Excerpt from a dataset
━━━━
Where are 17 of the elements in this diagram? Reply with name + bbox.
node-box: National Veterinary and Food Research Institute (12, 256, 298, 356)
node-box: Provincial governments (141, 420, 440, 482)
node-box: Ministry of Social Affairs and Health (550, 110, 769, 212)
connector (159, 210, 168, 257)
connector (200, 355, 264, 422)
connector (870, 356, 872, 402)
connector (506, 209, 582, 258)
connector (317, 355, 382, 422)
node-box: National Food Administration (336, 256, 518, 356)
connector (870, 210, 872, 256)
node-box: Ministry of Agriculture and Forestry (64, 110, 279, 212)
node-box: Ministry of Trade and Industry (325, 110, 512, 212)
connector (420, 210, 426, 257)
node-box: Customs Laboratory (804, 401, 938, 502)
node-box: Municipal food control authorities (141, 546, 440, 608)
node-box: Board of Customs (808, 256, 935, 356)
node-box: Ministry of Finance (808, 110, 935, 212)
━━━━
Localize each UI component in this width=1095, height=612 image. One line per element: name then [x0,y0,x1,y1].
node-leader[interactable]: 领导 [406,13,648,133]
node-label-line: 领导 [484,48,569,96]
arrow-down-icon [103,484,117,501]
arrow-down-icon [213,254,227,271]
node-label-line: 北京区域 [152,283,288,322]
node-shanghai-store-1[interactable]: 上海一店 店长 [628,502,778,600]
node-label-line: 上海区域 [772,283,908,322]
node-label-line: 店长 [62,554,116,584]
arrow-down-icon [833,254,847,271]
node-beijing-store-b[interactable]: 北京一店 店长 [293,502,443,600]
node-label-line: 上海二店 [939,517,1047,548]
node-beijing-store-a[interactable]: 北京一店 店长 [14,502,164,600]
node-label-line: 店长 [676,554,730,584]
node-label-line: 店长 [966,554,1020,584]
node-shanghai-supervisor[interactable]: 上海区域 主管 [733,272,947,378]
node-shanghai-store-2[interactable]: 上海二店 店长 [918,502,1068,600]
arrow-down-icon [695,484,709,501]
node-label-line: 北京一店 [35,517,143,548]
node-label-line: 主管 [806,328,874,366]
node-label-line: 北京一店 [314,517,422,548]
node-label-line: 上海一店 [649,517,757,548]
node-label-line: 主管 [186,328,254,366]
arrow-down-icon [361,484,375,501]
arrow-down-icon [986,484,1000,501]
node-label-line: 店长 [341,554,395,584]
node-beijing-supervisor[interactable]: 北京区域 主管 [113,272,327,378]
━━━━
* Problem *
Please gather every line of the listing above that contains the string "arrow" and copy each one in full.

* Exercise result *
arrow-down-icon [103,484,117,501]
arrow-down-icon [213,254,227,271]
arrow-down-icon [833,254,847,271]
arrow-down-icon [695,484,709,501]
arrow-down-icon [361,484,375,501]
arrow-down-icon [986,484,1000,501]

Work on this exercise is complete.